* WHAT THIS TASK INVOLVES: Retype the whole listing verbatim and keep the pictures out of it.

Part of a data file:
※ ※ ※
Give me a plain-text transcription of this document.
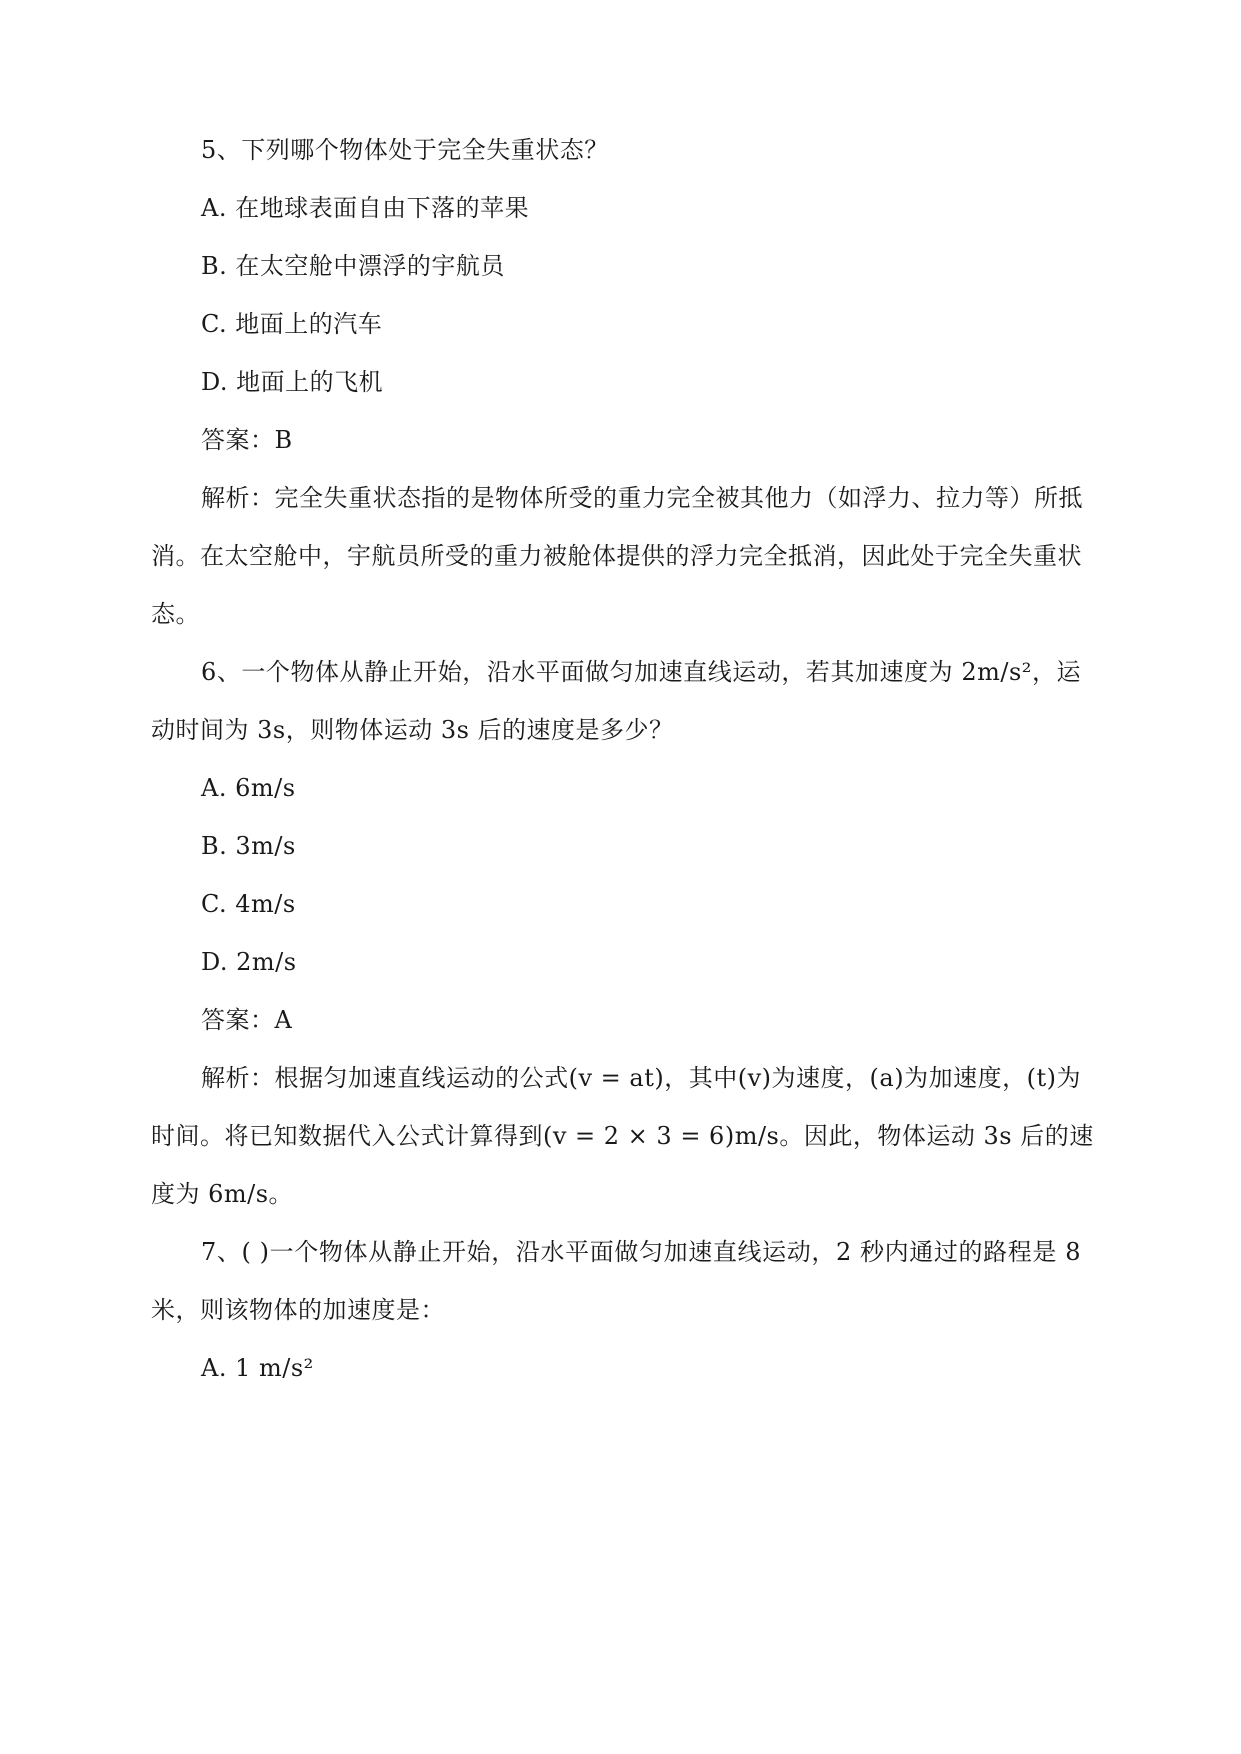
5、下列哪个物体处于完全失重状态？
A. 在地球表面自由下落的苹果
B. 在太空舱中漂浮的宇航员
C. 地面上的汽车
D. 地面上的飞机
答案：B
解析：完全失重状态指的是物体所受的重力完全被其他力（如浮力、拉力等）所抵
消。在太空舱中，宇航员所受的重力被舱体提供的浮力完全抵消，因此处于完全失重状
态。
6、一个物体从静止开始，沿水平面做匀加速直线运动，若其加速度为 2m/s²，运
动时间为 3s，则物体运动 3s 后的速度是多少？
A. 6m/s
B. 3m/s
C. 4m/s
D. 2m/s
答案：A
解析：根据匀加速直线运动的公式(v = at)，其中(v)为速度，(a)为加速度，(t)为
时间。将已知数据代入公式计算得到(v = 2 × 3 = 6)m/s。因此，物体运动 3s 后的速
度为 6m/s。
7、( )一个物体从静止开始，沿水平面做匀加速直线运动，2 秒内通过的路程是 8
米，则该物体的加速度是：
A. 1 m/s²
※ ※ ※
* FINAL ANSWER:
Give me a plain-text transcription of this document.
5、下列哪个物体处于完全失重状态？
A. 在地球表面自由下落的苹果
B. 在太空舱中漂浮的宇航员
C. 地面上的汽车
D. 地面上的飞机
答案：B
解析：完全失重状态指的是物体所受的重力完全被其他力（如浮力、拉力等）所抵
消。在太空舱中，宇航员所受的重力被舱体提供的浮力完全抵消，因此处于完全失重状
态。
6、一个物体从静止开始，沿水平面做匀加速直线运动，若其加速度为 2m/s²，运
动时间为 3s，则物体运动 3s 后的速度是多少？
A. 6m/s
B. 3m/s
C. 4m/s
D. 2m/s
答案：A
解析：根据匀加速直线运动的公式(v = at)，其中(v)为速度，(a)为加速度，(t)为
时间。将已知数据代入公式计算得到(v = 2 × 3 = 6)m/s。因此，物体运动 3s 后的速
度为 6m/s。
7、( )一个物体从静止开始，沿水平面做匀加速直线运动，2 秒内通过的路程是 8
米，则该物体的加速度是：
A. 1 m/s²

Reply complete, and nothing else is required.